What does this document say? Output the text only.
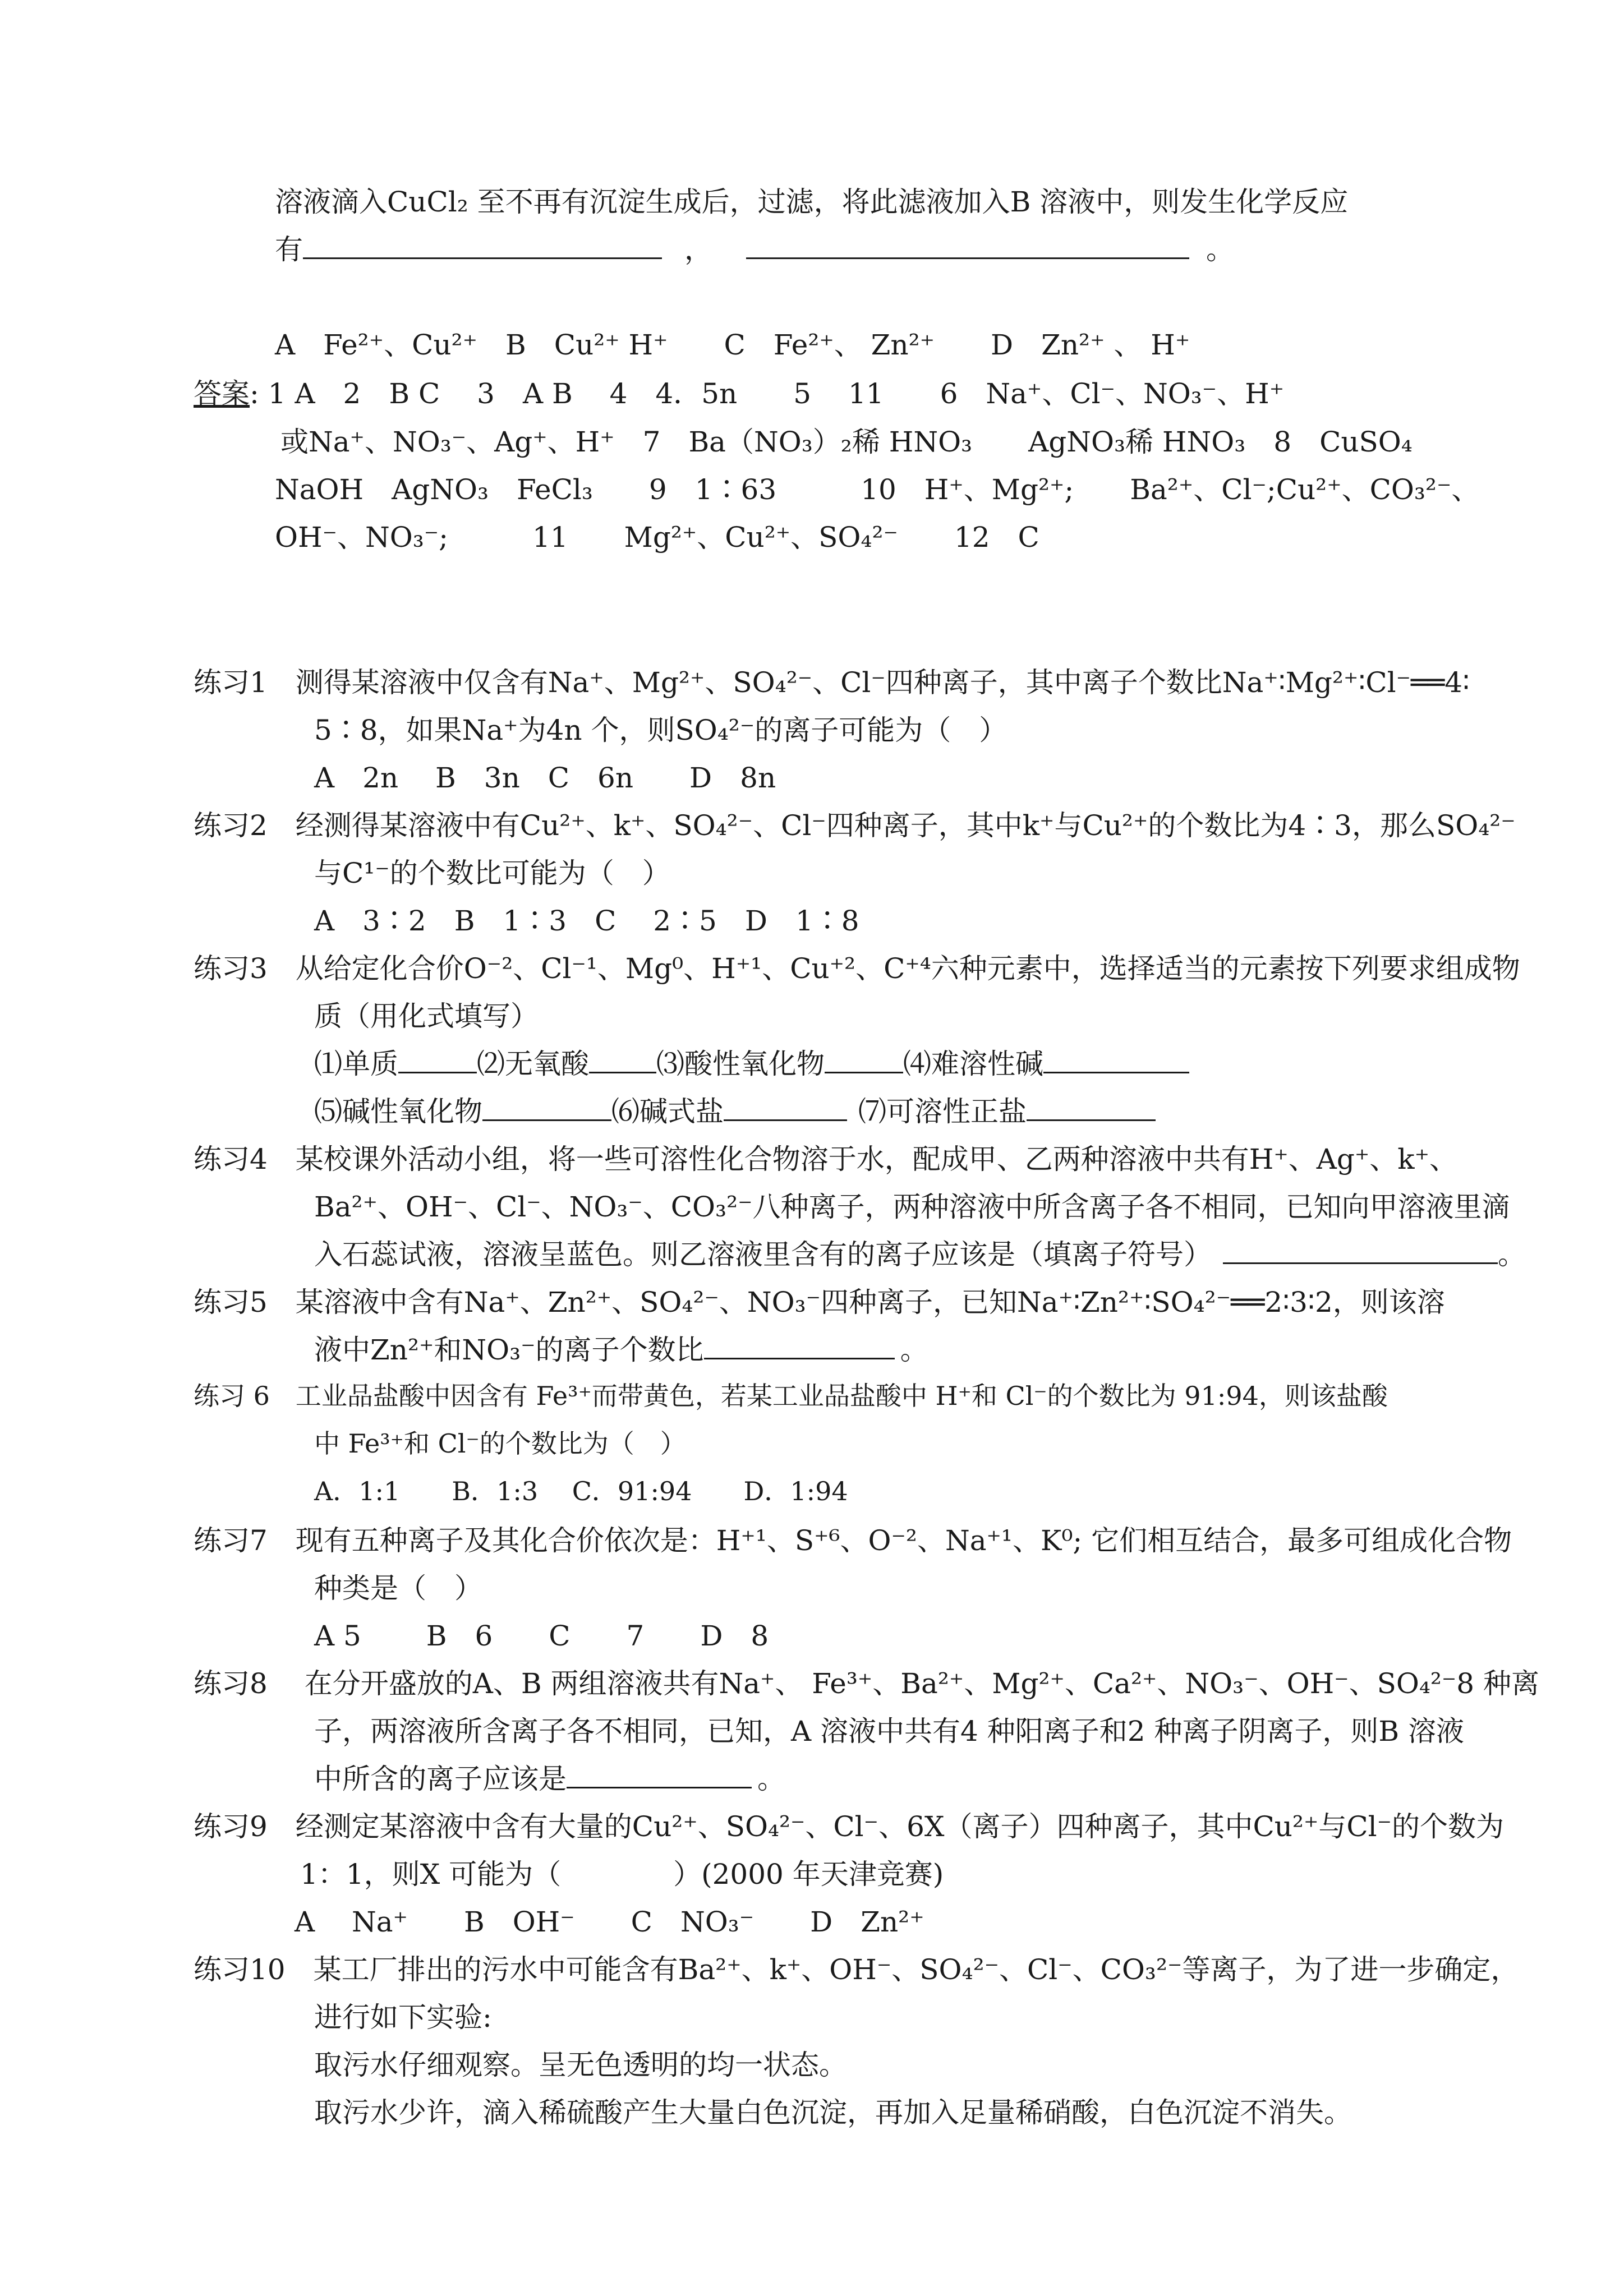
溶液滴入CuCl₂ 至不再有沉淀生成后，过滤，将此滤液加入B 溶液中，则发生化学反应
有	，	。
A　Fe²⁺、Cu²⁺　B　Cu²⁺ H⁺　　C　Fe²⁺、 Zn²⁺　　D　Zn²⁺ 、 H⁺
答案: 1 A　2　B C　 3　A B　 4　4．5n　　5　 11　　6　Na⁺、Cl⁻、NO₃⁻、H⁺
或Na⁺、NO₃⁻、Ag⁺、H⁺　7　Ba（NO₃）₂稀 HNO₃　　AgNO₃稀 HNO₃　8　CuSO₄
NaOH　AgNO₃　FeCl₃　　9　1∶63　　　10　H⁺、Mg²⁺;　　Ba²⁺、Cl⁻;Cu²⁺、CO₃²⁻、
OH⁻、NO₃⁻;　　　11　　Mg²⁺、Cu²⁺、SO₄²⁻　　12　C
练习1　测得某溶液中仅含有Na⁺、Mg²⁺、SO₄²⁻、Cl⁻四种离子，其中离子个数比Na⁺∶Mg²⁺∶Cl⁻══4∶
5∶8，如果Na⁺为4n 个，则SO₄²⁻的离子可能为（　）
A　2n　 B　3n　C　6n　　D　8n
练习2　经测得某溶液中有Cu²⁺、k⁺、SO₄²⁻、Cl⁻四种离子，其中k⁺与Cu²⁺的个数比为4∶3，那么SO₄²⁻
与C¹⁻的个数比可能为（　）
A　3∶2　B　1∶3　C　 2∶5　D　1∶8
练习3　从给定化合价O⁻²、Cl⁻¹、Mg⁰、H⁺¹、Cu⁺²、C⁺⁴六种元素中，选择适当的元素按下列要求组成物
质（用化式填写）
⑴单质	⑵无氧酸 ⑶酸性氧化物	⑷难溶性碱
⑸碱性氧化物	⑹碱式盐	⑺可溶性正盐
练习4　某校课外活动小组，将一些可溶性化合物溶于水，配成甲、乙两种溶液中共有H⁺、Ag⁺、k⁺、
Ba²⁺、OH⁻、Cl⁻、NO₃⁻、CO₃²⁻八种离子，两种溶液中所含离子各不相同，已知向甲溶液里滴
入石蕊试液，溶液呈蓝色。则乙溶液里含有的离子应该是（填离子符号）	。
练习5　某溶液中含有Na⁺、Zn²⁺、SO₄²⁻、NO₃⁻四种离子，已知Na⁺∶Zn²⁺∶SO₄²⁻══2∶3∶2，则该溶
液中Zn²⁺和NO₃⁻的离子个数比	。
练习 6　工业品盐酸中因含有 Fe³⁺而带黄色，若某工业品盐酸中 H⁺和 Cl⁻的个数比为 91:94，则该盐酸
中 Fe³⁺和 Cl⁻的个数比为（　）
A．1:1　　B．1:3　 C．91:94　　D．1:94
练习7　现有五种离子及其化合价依次是：H⁺¹、S⁺⁶、O⁻²、Na⁺¹、K⁰; 它们相互结合，最多可组成化合物
种类是（　）
A 5　　 B　6　　C　　7　　D　8
练习8　 在分开盛放的A、B 两组溶液共有Na⁺、 Fe³⁺、Ba²⁺、Mg²⁺、Ca²⁺、NO₃⁻、OH⁻、SO₄²⁻8 种离
子，两溶液所含离子各不相同，已知，A 溶液中共有4 种阳离子和2 种离子阴离子，则B 溶液
中所含的离子应该是	。
练习9　经测定某溶液中含有大量的Cu²⁺、SO₄²⁻、Cl⁻、6X（离子）四种离子，其中Cu²⁺与Cl⁻的个数为
1：1，则X 可能为（　　　　）(2000 年天津竞赛)
A　 Na⁺　　B　OH⁻　　C　NO₃⁻　　D　Zn²⁺
练习10　某工厂排出的污水中可能含有Ba²⁺、k⁺、OH⁻、SO₄²⁻、Cl⁻、CO₃²⁻等离子，为了进一步确定，
进行如下实验:
取污水仔细观察。呈无色透明的均一状态。
取污水少许，滴入稀硫酸产生大量白色沉淀，再加入足量稀硝酸，白色沉淀不消失。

========

Reproduce every record above exactly, but leave out the pictures.

ANSWER FOR THE TASK:
What does this document say? Output the text only.
溶液滴入CuCl₂ 至不再有沉淀生成后，过滤，将此滤液加入B 溶液中，则发生化学反应
有	，	。
A　Fe²⁺、Cu²⁺　B　Cu²⁺ H⁺　　C　Fe²⁺、 Zn²⁺　　D　Zn²⁺ 、 H⁺
答案: 1 A　2　B C　 3　A B　 4　4．5n　　5　 11　　6　Na⁺、Cl⁻、NO₃⁻、H⁺
或Na⁺、NO₃⁻、Ag⁺、H⁺　7　Ba（NO₃）₂稀 HNO₃　　AgNO₃稀 HNO₃　8　CuSO₄
NaOH　AgNO₃　FeCl₃　　9　1∶63　　　10　H⁺、Mg²⁺;　　Ba²⁺、Cl⁻;Cu²⁺、CO₃²⁻、
OH⁻、NO₃⁻;　　　11　　Mg²⁺、Cu²⁺、SO₄²⁻　　12　C
练习1　测得某溶液中仅含有Na⁺、Mg²⁺、SO₄²⁻、Cl⁻四种离子，其中离子个数比Na⁺∶Mg²⁺∶Cl⁻══4∶
5∶8，如果Na⁺为4n 个，则SO₄²⁻的离子可能为（　）
A　2n　 B　3n　C　6n　　D　8n
练习2　经测得某溶液中有Cu²⁺、k⁺、SO₄²⁻、Cl⁻四种离子，其中k⁺与Cu²⁺的个数比为4∶3，那么SO₄²⁻
与C¹⁻的个数比可能为（　）
A　3∶2　B　1∶3　C　 2∶5　D　1∶8
练习3　从给定化合价O⁻²、Cl⁻¹、Mg⁰、H⁺¹、Cu⁺²、C⁺⁴六种元素中，选择适当的元素按下列要求组成物
质（用化式填写）
⑴单质	⑵无氧酸 ⑶酸性氧化物	⑷难溶性碱
⑸碱性氧化物	⑹碱式盐	⑺可溶性正盐
练习4　某校课外活动小组，将一些可溶性化合物溶于水，配成甲、乙两种溶液中共有H⁺、Ag⁺、k⁺、
Ba²⁺、OH⁻、Cl⁻、NO₃⁻、CO₃²⁻八种离子，两种溶液中所含离子各不相同，已知向甲溶液里滴
入石蕊试液，溶液呈蓝色。则乙溶液里含有的离子应该是（填离子符号）	。
练习5　某溶液中含有Na⁺、Zn²⁺、SO₄²⁻、NO₃⁻四种离子，已知Na⁺∶Zn²⁺∶SO₄²⁻══2∶3∶2，则该溶
液中Zn²⁺和NO₃⁻的离子个数比	。
练习 6　工业品盐酸中因含有 Fe³⁺而带黄色，若某工业品盐酸中 H⁺和 Cl⁻的个数比为 91:94，则该盐酸
中 Fe³⁺和 Cl⁻的个数比为（　）
A．1:1　　B．1:3　 C．91:94　　D．1:94
练习7　现有五种离子及其化合价依次是：H⁺¹、S⁺⁶、O⁻²、Na⁺¹、K⁰; 它们相互结合，最多可组成化合物
种类是（　）
A 5　　 B　6　　C　　7　　D　8
练习8　 在分开盛放的A、B 两组溶液共有Na⁺、 Fe³⁺、Ba²⁺、Mg²⁺、Ca²⁺、NO₃⁻、OH⁻、SO₄²⁻8 种离
子，两溶液所含离子各不相同，已知，A 溶液中共有4 种阳离子和2 种离子阴离子，则B 溶液
中所含的离子应该是	。
练习9　经测定某溶液中含有大量的Cu²⁺、SO₄²⁻、Cl⁻、6X（离子）四种离子，其中Cu²⁺与Cl⁻的个数为
1：1，则X 可能为（　　　　）(2000 年天津竞赛)
A　 Na⁺　　B　OH⁻　　C　NO₃⁻　　D　Zn²⁺
练习10　某工厂排出的污水中可能含有Ba²⁺、k⁺、OH⁻、SO₄²⁻、Cl⁻、CO₃²⁻等离子，为了进一步确定，
进行如下实验:
取污水仔细观察。呈无色透明的均一状态。
取污水少许，滴入稀硫酸产生大量白色沉淀，再加入足量稀硝酸，白色沉淀不消失。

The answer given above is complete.